> Directive
Set down the material once more, exactly as it appears.

> The records

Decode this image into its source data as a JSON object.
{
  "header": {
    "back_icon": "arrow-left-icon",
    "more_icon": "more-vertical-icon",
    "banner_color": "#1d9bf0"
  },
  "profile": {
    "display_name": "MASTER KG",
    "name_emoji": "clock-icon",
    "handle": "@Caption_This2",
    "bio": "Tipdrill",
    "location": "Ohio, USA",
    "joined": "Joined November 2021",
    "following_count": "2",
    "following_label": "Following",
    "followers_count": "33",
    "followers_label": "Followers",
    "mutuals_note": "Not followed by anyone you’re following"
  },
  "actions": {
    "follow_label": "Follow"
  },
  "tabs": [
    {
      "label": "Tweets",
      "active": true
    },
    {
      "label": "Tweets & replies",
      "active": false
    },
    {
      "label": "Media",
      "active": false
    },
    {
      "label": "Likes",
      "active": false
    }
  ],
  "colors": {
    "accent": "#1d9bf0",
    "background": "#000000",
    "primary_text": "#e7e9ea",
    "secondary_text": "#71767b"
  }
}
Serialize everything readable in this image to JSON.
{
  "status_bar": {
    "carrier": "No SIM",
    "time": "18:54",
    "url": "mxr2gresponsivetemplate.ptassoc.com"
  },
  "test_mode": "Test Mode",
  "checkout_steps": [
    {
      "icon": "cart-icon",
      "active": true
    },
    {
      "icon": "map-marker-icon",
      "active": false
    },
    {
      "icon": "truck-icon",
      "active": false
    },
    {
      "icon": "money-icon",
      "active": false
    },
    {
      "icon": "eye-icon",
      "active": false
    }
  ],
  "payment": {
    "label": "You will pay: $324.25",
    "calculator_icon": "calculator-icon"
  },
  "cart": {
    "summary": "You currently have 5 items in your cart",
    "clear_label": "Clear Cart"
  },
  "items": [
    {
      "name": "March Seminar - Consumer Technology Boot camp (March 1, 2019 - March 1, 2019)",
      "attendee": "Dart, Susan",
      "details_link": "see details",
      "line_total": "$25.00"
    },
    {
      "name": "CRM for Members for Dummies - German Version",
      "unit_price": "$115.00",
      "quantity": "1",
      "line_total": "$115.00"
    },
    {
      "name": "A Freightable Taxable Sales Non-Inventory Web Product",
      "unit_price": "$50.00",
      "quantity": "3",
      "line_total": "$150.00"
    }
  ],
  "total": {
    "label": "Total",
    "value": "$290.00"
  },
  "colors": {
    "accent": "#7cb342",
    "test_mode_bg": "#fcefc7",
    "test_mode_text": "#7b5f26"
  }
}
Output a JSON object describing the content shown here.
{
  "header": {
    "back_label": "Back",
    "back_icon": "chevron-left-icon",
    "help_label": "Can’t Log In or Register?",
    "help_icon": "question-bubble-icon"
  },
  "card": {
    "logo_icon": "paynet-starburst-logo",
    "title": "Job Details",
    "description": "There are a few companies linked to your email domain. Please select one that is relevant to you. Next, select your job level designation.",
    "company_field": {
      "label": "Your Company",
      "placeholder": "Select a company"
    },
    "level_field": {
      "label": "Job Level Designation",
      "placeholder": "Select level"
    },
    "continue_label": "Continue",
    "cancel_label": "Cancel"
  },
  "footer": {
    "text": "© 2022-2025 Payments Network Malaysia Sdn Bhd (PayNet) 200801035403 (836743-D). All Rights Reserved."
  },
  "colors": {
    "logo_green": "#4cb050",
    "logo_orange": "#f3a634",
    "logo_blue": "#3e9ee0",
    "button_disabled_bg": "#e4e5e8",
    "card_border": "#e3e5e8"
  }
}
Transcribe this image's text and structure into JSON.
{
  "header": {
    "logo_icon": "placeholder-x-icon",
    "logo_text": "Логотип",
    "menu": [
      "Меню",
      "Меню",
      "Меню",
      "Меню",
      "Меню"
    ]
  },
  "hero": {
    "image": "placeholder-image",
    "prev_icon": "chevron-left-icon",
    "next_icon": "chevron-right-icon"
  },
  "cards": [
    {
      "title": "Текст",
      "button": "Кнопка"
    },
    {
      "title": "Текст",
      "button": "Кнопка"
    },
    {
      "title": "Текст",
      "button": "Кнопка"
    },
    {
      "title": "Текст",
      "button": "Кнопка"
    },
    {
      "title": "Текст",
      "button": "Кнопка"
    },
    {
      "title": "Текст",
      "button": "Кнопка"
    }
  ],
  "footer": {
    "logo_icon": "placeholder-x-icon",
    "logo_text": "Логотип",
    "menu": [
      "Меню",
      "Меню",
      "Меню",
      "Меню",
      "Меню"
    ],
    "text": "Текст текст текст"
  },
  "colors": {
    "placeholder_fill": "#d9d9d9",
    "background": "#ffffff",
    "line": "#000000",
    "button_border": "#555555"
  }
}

> Written answer
Decode this image into its source data as a JSON object.
{
  "header": {
    "back_icon": "arrow-left-icon",
    "more_icon": "more-vertical-icon",
    "banner_color": "#1d9bf0"
  },
  "profile": {
    "display_name": "MASTER KG",
    "name_emoji": "clock-icon",
    "handle": "@Caption_This2",
    "bio": "Tipdrill",
    "location": "Ohio, USA",
    "joined": "Joined November 2021",
    "following_count": "2",
    "following_label": "Following",
    "followers_count": "33",
    "followers_label": "Followers",
    "mutuals_note": "Not followed by anyone you’re following"
  },
  "actions": {
    "follow_label": "Follow"
  },
  "tabs": [
    {
      "label": "Tweets",
      "active": true
    },
    {
      "label": "Tweets & replies",
      "active": false
    },
    {
      "label": "Media",
      "active": false
    },
    {
      "label": "Likes",
      "active": false
    }
  ],
  "colors": {
    "accent": "#1d9bf0",
    "background": "#000000",
    "primary_text": "#e7e9ea",
    "secondary_text": "#71767b"
  }
}
Serialize everything readable in this image to JSON.
{
  "status_bar": {
    "carrier": "No SIM",
    "time": "18:54",
    "url": "mxr2gresponsivetemplate.ptassoc.com"
  },
  "test_mode": "Test Mode",
  "checkout_steps": [
    {
      "icon": "cart-icon",
      "active": true
    },
    {
      "icon": "map-marker-icon",
      "active": false
    },
    {
      "icon": "truck-icon",
      "active": false
    },
    {
      "icon": "money-icon",
      "active": false
    },
    {
      "icon": "eye-icon",
      "active": false
    }
  ],
  "payment": {
    "label": "You will pay: $324.25",
    "calculator_icon": "calculator-icon"
  },
  "cart": {
    "summary": "You currently have 5 items in your cart",
    "clear_label": "Clear Cart"
  },
  "items": [
    {
      "name": "March Seminar - Consumer Technology Boot camp (March 1, 2019 - March 1, 2019)",
      "attendee": "Dart, Susan",
      "details_link": "see details",
      "line_total": "$25.00"
    },
    {
      "name": "CRM for Members for Dummies - German Version",
      "unit_price": "$115.00",
      "quantity": "1",
      "line_total": "$115.00"
    },
    {
      "name": "A Freightable Taxable Sales Non-Inventory Web Product",
      "unit_price": "$50.00",
      "quantity": "3",
      "line_total": "$150.00"
    }
  ],
  "total": {
    "label": "Total",
    "value": "$290.00"
  },
  "colors": {
    "accent": "#7cb342",
    "test_mode_bg": "#fcefc7",
    "test_mode_text": "#7b5f26"
  }
}
Output a JSON object describing the content shown here.
{
  "header": {
    "back_label": "Back",
    "back_icon": "chevron-left-icon",
    "help_label": "Can’t Log In or Register?",
    "help_icon": "question-bubble-icon"
  },
  "card": {
    "logo_icon": "paynet-starburst-logo",
    "title": "Job Details",
    "description": "There are a few companies linked to your email domain. Please select one that is relevant to you. Next, select your job level designation.",
    "company_field": {
      "label": "Your Company",
      "placeholder": "Select a company"
    },
    "level_field": {
      "label": "Job Level Designation",
      "placeholder": "Select level"
    },
    "continue_label": "Continue",
    "cancel_label": "Cancel"
  },
  "footer": {
    "text": "© 2022-2025 Payments Network Malaysia Sdn Bhd (PayNet) 200801035403 (836743-D). All Rights Reserved."
  },
  "colors": {
    "logo_green": "#4cb050",
    "logo_orange": "#f3a634",
    "logo_blue": "#3e9ee0",
    "button_disabled_bg": "#e4e5e8",
    "card_border": "#e3e5e8"
  }
}
Transcribe this image's text and structure into JSON.
{
  "header": {
    "logo_icon": "placeholder-x-icon",
    "logo_text": "Логотип",
    "menu": [
      "Меню",
      "Меню",
      "Меню",
      "Меню",
      "Меню"
    ]
  },
  "hero": {
    "image": "placeholder-image",
    "prev_icon": "chevron-left-icon",
    "next_icon": "chevron-right-icon"
  },
  "cards": [
    {
      "title": "Текст",
      "button": "Кнопка"
    },
    {
      "title": "Текст",
      "button": "Кнопка"
    },
    {
      "title": "Текст",
      "button": "Кнопка"
    },
    {
      "title": "Текст",
      "button": "Кнопка"
    },
    {
      "title": "Текст",
      "button": "Кнопка"
    },
    {
      "title": "Текст",
      "button": "Кнопка"
    }
  ],
  "footer": {
    "logo_icon": "placeholder-x-icon",
    "logo_text": "Логотип",
    "menu": [
      "Меню",
      "Меню",
      "Меню",
      "Меню",
      "Меню"
    ],
    "text": "Текст текст текст"
  },
  "colors": {
    "placeholder_fill": "#d9d9d9",
    "background": "#ffffff",
    "line": "#000000",
    "button_border": "#555555"
  }
}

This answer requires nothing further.